What you should do:
Write out the entries word for word, from the first line up to and including the line that contains "x-axis-label: Time(s) (266, 399, 310, 414)".

Source data:
▽
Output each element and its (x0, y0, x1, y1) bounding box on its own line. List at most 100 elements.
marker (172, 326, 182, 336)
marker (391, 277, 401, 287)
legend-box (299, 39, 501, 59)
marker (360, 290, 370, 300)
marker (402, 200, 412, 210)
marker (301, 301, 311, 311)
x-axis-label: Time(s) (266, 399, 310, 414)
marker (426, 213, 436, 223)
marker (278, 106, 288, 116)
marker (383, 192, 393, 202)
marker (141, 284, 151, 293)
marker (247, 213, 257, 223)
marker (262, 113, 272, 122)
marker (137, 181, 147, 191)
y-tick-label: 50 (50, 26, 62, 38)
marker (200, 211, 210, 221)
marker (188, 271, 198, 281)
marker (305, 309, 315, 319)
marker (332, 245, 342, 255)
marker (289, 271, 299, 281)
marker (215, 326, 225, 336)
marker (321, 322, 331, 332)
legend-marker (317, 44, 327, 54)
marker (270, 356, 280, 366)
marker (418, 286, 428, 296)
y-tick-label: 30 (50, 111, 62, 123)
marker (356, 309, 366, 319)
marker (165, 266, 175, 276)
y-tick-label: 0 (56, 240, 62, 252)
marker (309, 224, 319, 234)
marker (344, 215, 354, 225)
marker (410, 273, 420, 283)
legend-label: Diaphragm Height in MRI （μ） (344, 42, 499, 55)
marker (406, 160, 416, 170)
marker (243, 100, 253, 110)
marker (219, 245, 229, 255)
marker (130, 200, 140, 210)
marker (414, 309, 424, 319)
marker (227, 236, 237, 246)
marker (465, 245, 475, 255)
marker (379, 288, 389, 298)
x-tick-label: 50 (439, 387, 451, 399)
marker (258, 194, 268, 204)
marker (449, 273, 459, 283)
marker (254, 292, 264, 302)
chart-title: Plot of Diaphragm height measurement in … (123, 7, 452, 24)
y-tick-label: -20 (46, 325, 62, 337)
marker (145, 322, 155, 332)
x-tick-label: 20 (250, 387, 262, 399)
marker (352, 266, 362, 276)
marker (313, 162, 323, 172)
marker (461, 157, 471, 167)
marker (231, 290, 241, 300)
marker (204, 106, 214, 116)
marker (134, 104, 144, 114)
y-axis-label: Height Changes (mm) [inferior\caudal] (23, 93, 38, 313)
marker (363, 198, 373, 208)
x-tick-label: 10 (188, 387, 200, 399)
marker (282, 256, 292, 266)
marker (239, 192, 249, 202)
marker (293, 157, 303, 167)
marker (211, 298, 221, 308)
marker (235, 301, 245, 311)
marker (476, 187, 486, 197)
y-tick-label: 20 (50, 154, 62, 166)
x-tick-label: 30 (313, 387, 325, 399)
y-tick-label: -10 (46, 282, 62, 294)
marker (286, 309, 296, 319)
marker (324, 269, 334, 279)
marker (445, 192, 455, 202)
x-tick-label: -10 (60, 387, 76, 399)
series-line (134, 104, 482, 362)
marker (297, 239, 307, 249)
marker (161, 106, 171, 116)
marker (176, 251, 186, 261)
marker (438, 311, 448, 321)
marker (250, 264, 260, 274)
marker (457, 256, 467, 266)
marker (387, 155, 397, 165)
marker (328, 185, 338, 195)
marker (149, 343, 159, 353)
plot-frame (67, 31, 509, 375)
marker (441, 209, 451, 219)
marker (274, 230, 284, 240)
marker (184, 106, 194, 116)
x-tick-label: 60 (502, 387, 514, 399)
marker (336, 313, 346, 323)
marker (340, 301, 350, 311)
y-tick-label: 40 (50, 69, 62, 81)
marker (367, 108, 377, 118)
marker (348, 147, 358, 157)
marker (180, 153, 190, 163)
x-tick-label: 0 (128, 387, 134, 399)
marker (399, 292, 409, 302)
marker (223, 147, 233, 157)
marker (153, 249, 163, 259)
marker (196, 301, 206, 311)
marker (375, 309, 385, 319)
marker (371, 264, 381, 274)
△
Final answer:
Output each element and its (x0, y0, x1, y1) bounding box on its own line. List at most 100 elements.
marker (172, 326, 182, 336)
marker (391, 277, 401, 287)
legend-box (299, 39, 501, 59)
marker (360, 290, 370, 300)
marker (402, 200, 412, 210)
marker (301, 301, 311, 311)
x-axis-label: Time(s) (266, 399, 310, 414)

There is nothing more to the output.